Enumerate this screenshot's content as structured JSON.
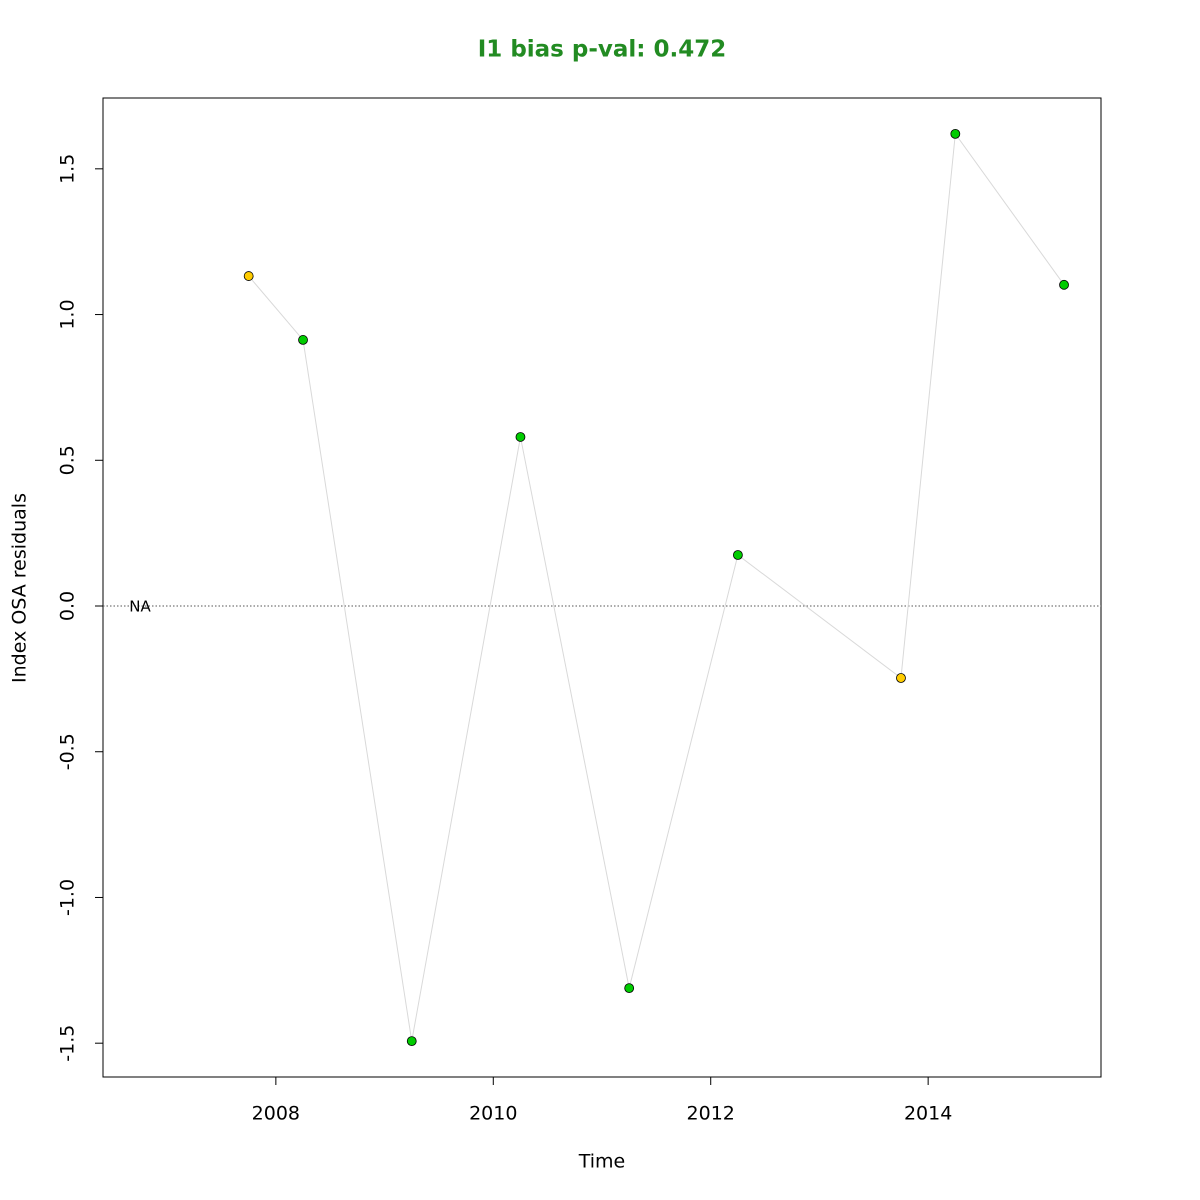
{
  "chart_data": {
    "type": "line",
    "title": "I1 bias p-val: 0.472",
    "title_color": "#228b22",
    "x_label": "Time",
    "y_label": "Index OSA residuals",
    "x": [
      2007.75,
      2008.25,
      2009.25,
      2010.25,
      2011.25,
      2012.25,
      2013.75,
      2014.25,
      2015.25
    ],
    "values": [
      1.132,
      0.913,
      -1.493,
      0.58,
      -1.311,
      0.175,
      -0.247,
      1.62,
      1.102
    ],
    "point_colors": [
      "#ffcc00",
      "#00cc00",
      "#00cc00",
      "#00cc00",
      "#00cc00",
      "#00cc00",
      "#ffcc00",
      "#00cc00",
      "#00cc00"
    ],
    "line_color": "#d9d9d9",
    "hline": 0,
    "annotations": [
      {
        "text": "NA",
        "x": 2006.75,
        "y": 0
      }
    ],
    "xlim": [
      2006.41,
      2015.59
    ],
    "ylim": [
      -1.616,
      1.743
    ],
    "xticks": [
      2008,
      2010,
      2012,
      2014
    ],
    "yticks": [
      -1.5,
      {
        "value": -1,
        "label": "-1.0"
      },
      -0.5,
      {
        "value": 0,
        "label": "0.0"
      },
      0.5,
      {
        "value": 1,
        "label": "1.0"
      },
      1.5
    ]
  }
}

——

▸ **TO DO**: Quote the material exactly. Pictures stay out.

▸ **THE SOLUTION**:
Enumerate this screenshot's content as structured JSON.
{
  "chart_data": {
    "type": "line",
    "title": "I1 bias p-val: 0.472",
    "title_color": "#228b22",
    "x_label": "Time",
    "y_label": "Index OSA residuals",
    "x": [
      2007.75,
      2008.25,
      2009.25,
      2010.25,
      2011.25,
      2012.25,
      2013.75,
      2014.25,
      2015.25
    ],
    "values": [
      1.132,
      0.913,
      -1.493,
      0.58,
      -1.311,
      0.175,
      -0.247,
      1.62,
      1.102
    ],
    "point_colors": [
      "#ffcc00",
      "#00cc00",
      "#00cc00",
      "#00cc00",
      "#00cc00",
      "#00cc00",
      "#ffcc00",
      "#00cc00",
      "#00cc00"
    ],
    "line_color": "#d9d9d9",
    "hline": 0,
    "annotations": [
      {
        "text": "NA",
        "x": 2006.75,
        "y": 0
      }
    ],
    "xlim": [
      2006.41,
      2015.59
    ],
    "ylim": [
      -1.616,
      1.743
    ],
    "xticks": [
      2008,
      2010,
      2012,
      2014
    ],
    "yticks": [
      -1.5,
      {
        "value": -1,
        "label": "-1.0"
      },
      -0.5,
      {
        "value": 0,
        "label": "0.0"
      },
      0.5,
      {
        "value": 1,
        "label": "1.0"
      },
      1.5
    ]
  }
}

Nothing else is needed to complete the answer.